* _Your task_: From the listing below, pull out all lines with "structured" in them.

* _Data extract_:
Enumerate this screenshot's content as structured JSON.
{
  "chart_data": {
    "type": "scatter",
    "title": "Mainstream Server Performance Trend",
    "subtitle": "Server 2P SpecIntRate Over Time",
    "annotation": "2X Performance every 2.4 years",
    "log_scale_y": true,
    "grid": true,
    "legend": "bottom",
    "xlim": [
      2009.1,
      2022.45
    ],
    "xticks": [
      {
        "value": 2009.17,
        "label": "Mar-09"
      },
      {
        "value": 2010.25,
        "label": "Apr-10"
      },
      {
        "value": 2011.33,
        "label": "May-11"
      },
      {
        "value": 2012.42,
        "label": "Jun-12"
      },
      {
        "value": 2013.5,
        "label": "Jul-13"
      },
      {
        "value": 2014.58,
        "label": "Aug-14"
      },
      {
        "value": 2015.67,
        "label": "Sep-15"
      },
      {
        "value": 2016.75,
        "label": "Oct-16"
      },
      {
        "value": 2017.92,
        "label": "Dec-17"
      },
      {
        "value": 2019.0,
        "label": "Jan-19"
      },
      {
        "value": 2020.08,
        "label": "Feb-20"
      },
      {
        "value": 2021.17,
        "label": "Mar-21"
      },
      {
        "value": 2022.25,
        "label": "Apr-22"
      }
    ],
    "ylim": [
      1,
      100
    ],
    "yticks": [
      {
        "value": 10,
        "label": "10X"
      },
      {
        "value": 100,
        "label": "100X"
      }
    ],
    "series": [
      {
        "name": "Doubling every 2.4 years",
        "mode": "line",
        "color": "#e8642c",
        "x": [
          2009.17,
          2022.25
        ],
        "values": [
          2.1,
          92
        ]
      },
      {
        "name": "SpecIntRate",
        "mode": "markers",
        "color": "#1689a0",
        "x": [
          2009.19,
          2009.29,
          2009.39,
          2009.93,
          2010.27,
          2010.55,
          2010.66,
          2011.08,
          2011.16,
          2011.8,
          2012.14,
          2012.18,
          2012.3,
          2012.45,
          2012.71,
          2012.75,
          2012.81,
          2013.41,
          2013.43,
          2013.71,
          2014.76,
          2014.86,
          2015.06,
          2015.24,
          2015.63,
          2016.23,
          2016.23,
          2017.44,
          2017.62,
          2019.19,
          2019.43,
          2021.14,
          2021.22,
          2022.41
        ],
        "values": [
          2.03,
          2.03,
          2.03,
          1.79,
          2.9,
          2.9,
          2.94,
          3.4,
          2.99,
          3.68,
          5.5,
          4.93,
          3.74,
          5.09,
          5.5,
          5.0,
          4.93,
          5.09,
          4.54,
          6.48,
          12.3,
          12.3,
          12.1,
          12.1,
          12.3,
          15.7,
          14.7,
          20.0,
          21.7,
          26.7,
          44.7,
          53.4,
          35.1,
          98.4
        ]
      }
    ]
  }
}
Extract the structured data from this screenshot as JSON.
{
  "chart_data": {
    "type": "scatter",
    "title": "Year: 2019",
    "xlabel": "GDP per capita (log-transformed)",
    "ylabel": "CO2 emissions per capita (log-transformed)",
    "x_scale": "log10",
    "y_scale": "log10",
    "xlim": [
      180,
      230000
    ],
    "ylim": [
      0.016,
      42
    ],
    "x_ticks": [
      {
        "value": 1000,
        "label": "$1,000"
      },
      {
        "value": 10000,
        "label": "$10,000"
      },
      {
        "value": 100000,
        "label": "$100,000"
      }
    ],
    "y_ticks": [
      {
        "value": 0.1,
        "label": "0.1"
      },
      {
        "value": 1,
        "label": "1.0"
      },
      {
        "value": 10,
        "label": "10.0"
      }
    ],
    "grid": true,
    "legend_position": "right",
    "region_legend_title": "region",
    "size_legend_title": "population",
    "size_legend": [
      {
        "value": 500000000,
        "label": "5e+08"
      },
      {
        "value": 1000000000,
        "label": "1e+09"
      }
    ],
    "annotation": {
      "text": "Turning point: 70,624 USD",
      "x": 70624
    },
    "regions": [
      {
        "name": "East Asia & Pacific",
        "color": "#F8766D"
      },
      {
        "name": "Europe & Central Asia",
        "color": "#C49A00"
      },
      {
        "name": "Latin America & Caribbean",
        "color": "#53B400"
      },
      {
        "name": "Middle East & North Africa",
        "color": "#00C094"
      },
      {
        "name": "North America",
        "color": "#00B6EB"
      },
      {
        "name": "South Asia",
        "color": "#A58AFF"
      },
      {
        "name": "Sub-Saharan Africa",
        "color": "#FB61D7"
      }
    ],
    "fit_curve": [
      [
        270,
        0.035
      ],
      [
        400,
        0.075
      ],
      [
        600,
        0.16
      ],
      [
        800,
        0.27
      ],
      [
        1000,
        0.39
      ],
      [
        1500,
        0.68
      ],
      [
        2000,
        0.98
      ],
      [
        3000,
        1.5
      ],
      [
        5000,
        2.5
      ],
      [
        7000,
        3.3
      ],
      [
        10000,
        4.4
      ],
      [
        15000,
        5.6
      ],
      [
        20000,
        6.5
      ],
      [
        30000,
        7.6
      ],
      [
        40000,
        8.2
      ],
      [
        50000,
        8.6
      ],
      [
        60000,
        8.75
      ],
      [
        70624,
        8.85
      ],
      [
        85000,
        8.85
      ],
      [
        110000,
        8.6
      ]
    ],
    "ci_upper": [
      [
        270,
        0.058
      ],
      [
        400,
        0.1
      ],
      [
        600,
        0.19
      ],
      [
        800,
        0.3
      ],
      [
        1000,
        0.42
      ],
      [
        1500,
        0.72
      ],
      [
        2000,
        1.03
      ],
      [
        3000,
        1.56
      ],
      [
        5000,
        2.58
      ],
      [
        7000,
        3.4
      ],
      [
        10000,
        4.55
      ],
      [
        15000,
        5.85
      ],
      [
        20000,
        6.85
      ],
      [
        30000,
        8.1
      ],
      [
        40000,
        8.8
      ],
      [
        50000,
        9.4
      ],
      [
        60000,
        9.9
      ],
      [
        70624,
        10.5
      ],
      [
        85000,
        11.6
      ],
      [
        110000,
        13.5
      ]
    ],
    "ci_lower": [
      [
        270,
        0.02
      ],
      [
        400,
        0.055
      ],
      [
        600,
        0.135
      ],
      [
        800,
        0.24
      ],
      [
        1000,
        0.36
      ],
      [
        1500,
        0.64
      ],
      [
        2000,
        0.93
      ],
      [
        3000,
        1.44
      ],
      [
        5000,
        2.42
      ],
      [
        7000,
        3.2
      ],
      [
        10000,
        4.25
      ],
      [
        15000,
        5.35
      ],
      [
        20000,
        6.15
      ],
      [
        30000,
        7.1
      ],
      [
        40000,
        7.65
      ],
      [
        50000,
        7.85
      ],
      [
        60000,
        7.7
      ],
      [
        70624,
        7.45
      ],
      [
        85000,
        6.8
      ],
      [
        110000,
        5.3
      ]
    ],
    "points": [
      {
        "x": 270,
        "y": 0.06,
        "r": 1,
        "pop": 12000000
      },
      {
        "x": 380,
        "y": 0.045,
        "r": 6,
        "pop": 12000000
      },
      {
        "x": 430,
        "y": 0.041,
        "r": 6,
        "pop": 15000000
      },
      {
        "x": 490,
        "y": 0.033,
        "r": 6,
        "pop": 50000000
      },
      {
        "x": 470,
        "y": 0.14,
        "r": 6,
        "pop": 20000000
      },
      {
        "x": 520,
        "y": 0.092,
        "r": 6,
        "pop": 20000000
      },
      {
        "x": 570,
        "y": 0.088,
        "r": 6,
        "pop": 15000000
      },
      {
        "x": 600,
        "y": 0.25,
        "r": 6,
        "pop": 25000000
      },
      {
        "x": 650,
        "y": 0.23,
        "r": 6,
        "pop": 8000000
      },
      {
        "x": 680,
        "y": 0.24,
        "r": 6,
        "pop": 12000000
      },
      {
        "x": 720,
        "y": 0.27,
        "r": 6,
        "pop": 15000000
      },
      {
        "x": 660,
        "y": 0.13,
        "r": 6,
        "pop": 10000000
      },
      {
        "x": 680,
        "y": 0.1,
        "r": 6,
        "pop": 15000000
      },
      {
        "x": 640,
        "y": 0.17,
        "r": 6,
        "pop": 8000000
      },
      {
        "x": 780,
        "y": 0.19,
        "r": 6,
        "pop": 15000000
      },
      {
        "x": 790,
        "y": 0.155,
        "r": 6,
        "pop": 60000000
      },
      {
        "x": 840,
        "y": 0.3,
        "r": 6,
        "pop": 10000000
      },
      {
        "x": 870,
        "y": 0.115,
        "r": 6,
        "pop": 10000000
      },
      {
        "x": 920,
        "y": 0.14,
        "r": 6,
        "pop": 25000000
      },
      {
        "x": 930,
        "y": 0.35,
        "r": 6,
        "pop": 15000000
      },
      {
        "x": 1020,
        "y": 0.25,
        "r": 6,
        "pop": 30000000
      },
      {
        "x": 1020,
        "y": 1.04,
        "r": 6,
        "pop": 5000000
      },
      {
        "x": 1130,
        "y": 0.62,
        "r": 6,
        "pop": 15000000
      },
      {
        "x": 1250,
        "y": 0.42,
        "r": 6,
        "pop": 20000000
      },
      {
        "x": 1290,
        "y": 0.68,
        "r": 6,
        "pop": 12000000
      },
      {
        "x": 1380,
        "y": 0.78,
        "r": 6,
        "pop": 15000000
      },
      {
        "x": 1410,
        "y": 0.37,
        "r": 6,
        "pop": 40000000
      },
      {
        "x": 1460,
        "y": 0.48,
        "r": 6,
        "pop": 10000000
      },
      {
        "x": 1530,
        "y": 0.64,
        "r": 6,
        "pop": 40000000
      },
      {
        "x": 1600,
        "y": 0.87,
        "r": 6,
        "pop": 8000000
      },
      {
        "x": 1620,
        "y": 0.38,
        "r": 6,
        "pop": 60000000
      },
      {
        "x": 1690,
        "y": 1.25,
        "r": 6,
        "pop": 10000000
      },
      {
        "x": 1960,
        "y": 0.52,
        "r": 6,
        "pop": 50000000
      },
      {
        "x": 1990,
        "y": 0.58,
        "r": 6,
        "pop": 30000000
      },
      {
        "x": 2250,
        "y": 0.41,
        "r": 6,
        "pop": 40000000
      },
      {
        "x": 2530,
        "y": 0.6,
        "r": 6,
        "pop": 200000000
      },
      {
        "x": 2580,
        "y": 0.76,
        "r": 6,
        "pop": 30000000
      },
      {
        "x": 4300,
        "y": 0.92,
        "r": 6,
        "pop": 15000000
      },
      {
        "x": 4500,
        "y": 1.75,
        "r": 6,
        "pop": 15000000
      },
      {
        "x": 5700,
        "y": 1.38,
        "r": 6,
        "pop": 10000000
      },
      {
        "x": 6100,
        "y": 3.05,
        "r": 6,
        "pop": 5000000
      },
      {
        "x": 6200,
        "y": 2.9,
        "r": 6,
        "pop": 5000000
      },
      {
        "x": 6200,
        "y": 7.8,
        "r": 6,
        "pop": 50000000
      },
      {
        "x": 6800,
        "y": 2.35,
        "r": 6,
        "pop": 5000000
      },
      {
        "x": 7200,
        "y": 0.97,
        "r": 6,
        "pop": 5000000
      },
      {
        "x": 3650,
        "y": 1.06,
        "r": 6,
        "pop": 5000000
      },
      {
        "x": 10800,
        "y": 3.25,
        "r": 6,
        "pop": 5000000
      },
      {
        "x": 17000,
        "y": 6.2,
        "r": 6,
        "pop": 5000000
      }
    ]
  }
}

* _Result of this exercise_:
Enumerate this screenshot's content as structured JSON.
Extract the structured data from this screenshot as JSON.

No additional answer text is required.